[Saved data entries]
# # # # #
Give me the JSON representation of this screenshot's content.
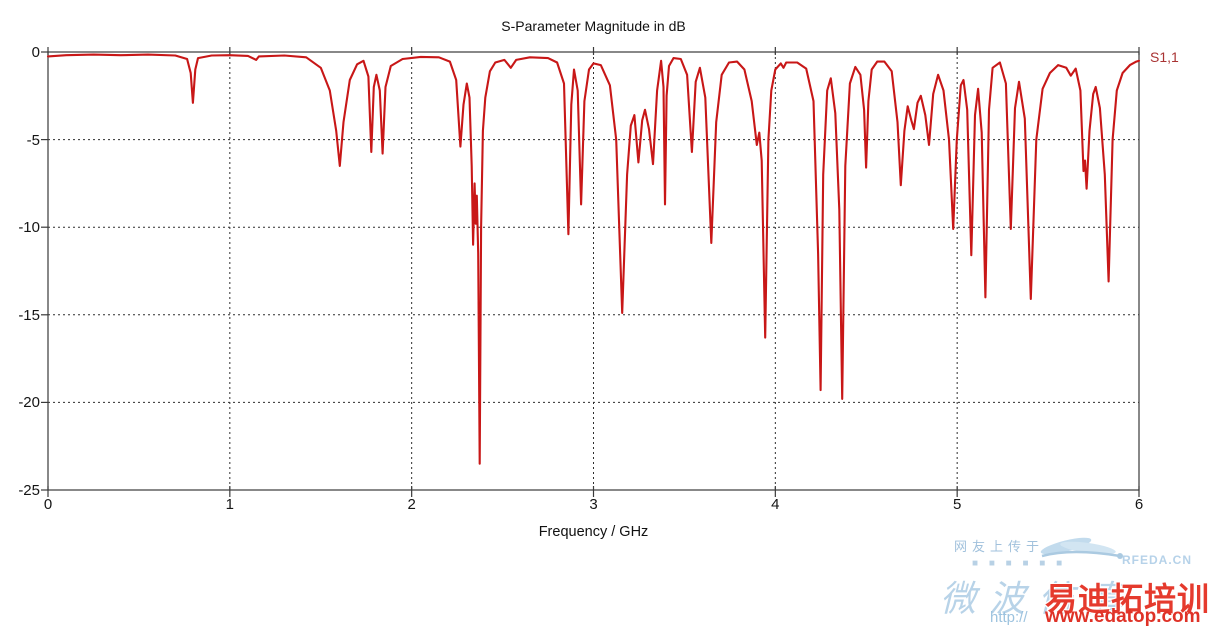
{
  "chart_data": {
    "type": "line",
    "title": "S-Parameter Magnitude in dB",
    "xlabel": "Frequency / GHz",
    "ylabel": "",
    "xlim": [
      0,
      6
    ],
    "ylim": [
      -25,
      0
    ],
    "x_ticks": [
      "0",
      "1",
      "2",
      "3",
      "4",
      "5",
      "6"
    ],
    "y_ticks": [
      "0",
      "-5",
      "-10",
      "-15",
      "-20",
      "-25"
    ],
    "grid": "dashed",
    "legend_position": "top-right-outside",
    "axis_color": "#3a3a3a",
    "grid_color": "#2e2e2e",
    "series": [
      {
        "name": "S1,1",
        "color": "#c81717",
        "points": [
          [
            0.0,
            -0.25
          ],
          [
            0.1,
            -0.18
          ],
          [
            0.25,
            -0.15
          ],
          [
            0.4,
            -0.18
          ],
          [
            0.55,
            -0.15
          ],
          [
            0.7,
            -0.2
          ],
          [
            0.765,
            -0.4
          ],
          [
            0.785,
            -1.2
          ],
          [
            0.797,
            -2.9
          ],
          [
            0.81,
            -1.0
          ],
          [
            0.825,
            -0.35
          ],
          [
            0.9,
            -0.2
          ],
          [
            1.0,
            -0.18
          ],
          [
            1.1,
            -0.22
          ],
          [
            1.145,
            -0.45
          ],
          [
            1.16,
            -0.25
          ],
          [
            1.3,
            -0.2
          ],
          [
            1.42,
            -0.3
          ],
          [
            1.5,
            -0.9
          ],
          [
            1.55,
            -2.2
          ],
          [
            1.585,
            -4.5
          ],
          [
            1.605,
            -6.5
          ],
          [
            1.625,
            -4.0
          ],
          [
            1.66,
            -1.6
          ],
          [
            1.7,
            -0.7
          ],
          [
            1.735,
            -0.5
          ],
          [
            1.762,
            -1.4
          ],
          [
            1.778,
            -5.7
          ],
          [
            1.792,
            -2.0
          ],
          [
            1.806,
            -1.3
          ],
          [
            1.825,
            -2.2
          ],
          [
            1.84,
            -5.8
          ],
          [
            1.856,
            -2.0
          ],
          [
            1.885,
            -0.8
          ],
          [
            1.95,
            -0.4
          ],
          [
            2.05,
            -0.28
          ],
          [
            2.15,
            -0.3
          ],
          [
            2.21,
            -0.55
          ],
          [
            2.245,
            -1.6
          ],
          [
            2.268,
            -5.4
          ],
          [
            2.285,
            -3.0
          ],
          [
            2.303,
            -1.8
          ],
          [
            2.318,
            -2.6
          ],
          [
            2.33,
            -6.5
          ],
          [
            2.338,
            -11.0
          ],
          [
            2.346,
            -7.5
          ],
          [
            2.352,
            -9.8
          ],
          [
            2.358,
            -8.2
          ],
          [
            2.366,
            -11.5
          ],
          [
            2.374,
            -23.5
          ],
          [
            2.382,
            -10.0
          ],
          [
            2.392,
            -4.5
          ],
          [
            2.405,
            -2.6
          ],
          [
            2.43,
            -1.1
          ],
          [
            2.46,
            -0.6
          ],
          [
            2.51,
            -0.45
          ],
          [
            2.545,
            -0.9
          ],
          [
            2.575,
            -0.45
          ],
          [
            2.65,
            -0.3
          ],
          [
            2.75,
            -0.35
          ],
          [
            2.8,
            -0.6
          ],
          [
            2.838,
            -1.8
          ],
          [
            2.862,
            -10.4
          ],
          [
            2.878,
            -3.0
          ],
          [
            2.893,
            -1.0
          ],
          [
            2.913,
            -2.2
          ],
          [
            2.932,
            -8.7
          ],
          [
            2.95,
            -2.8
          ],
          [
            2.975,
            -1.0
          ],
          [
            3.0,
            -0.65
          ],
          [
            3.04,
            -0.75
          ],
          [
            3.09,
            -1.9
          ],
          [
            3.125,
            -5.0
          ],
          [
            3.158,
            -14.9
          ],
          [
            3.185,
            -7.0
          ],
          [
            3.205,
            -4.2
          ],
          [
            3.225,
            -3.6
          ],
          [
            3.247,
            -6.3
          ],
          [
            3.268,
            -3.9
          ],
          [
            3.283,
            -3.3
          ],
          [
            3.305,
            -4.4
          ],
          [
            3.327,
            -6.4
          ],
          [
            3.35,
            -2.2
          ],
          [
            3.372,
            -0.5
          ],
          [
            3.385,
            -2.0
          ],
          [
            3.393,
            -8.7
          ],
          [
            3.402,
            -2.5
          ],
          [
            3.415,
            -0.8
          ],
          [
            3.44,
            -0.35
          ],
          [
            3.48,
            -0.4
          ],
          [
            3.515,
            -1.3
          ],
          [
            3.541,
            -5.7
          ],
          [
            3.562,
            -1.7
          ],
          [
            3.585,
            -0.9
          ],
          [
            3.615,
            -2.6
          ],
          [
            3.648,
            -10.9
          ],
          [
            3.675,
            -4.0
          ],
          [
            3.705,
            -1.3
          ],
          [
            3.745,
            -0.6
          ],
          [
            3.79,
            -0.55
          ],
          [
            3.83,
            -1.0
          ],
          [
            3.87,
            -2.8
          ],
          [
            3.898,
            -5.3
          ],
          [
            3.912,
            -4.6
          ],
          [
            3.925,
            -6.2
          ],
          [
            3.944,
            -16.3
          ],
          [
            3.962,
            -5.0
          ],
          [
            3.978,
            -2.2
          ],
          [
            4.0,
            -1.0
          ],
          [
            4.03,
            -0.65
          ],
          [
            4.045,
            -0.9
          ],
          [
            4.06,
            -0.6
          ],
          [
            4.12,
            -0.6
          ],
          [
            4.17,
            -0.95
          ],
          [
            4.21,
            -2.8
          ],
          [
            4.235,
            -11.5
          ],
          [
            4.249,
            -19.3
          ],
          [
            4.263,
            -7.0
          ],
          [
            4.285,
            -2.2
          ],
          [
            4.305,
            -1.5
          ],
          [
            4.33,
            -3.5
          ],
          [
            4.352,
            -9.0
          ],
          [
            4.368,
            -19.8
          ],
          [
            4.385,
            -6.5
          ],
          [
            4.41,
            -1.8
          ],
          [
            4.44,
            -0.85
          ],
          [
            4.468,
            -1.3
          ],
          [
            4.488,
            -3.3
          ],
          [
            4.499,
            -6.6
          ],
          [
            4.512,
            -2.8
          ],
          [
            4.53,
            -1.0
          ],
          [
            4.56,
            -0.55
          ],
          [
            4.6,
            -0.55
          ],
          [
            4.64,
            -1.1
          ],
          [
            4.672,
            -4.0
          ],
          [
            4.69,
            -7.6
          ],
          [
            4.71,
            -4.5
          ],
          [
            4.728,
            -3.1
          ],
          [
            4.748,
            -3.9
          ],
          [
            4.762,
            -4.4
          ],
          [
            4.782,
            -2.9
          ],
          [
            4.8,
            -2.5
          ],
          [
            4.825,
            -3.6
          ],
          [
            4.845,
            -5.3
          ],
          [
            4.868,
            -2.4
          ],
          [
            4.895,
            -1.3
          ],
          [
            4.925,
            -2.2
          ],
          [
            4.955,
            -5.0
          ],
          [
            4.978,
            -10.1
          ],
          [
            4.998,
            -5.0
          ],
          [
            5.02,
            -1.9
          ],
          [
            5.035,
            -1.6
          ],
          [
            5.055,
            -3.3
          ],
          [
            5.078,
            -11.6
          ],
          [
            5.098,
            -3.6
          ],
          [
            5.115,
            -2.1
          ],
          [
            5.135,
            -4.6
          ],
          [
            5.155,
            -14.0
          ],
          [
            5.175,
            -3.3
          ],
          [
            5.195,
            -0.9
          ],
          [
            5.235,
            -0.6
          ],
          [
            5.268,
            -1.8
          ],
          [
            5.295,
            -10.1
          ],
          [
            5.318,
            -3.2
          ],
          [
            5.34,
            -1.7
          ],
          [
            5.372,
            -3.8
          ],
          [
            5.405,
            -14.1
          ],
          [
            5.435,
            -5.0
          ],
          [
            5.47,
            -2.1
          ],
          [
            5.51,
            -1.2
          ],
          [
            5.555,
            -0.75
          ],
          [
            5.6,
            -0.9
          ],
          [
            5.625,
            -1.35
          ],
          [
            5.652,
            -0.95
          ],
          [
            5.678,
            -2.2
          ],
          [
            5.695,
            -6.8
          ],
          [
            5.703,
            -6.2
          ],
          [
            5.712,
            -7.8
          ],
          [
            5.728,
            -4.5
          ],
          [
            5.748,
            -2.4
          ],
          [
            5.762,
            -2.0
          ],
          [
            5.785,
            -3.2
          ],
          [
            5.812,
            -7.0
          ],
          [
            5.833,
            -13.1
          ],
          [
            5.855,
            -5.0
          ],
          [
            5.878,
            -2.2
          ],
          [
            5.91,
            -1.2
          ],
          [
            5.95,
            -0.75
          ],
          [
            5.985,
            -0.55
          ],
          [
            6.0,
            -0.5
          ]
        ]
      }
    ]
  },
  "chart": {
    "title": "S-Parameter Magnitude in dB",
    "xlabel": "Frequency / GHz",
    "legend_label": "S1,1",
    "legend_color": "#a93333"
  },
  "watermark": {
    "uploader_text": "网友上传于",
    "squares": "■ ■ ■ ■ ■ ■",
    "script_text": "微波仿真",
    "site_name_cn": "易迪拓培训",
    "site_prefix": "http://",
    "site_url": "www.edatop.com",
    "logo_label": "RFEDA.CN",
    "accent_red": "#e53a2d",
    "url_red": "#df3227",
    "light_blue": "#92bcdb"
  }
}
# # # # #
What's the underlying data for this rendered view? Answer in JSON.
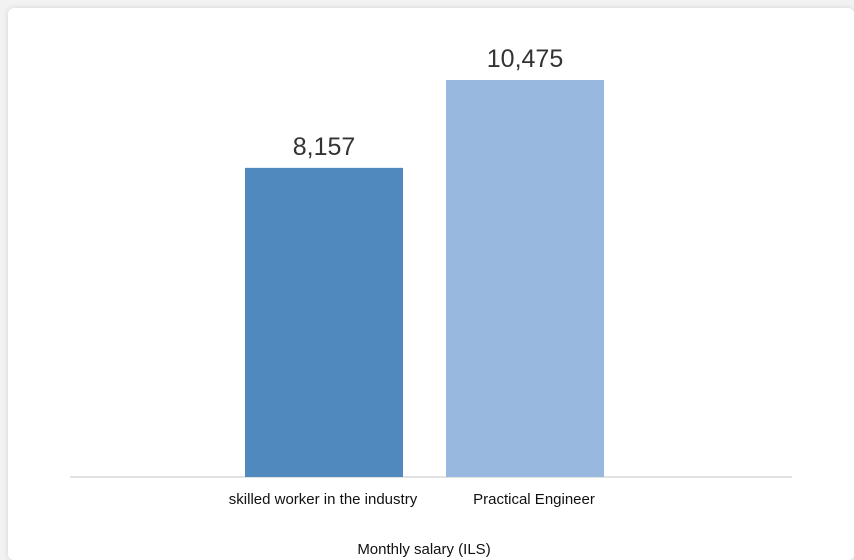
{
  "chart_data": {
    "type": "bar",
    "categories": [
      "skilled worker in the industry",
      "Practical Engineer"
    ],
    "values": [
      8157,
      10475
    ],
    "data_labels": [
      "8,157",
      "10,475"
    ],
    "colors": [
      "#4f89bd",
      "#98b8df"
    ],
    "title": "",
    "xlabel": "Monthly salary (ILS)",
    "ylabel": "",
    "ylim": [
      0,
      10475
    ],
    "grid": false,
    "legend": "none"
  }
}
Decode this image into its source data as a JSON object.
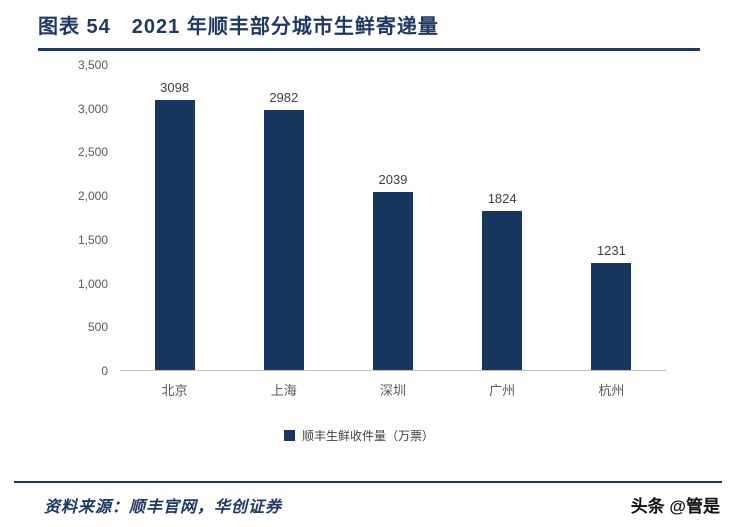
# # # # #
Exactly reproduce the stretch that starts at the line containing "What's the underlying" and ends at the line containing "Decode this image", both ends included; leave any pictures out.

** SOLUTION FOR THIS EXERCISE **
What's the underlying data for this rendered view? Answer in JSON.
{
  "chart_data": {
    "type": "bar",
    "categories": [
      "skilled worker in the industry",
      "Practical Engineer"
    ],
    "values": [
      8157,
      10475
    ],
    "data_labels": [
      "8,157",
      "10,475"
    ],
    "colors": [
      "#4f89bd",
      "#98b8df"
    ],
    "title": "",
    "xlabel": "Monthly salary (ILS)",
    "ylabel": "",
    "ylim": [
      0,
      10475
    ],
    "grid": false,
    "legend": "none"
  }
}
Decode this image into its source data as a JSON object.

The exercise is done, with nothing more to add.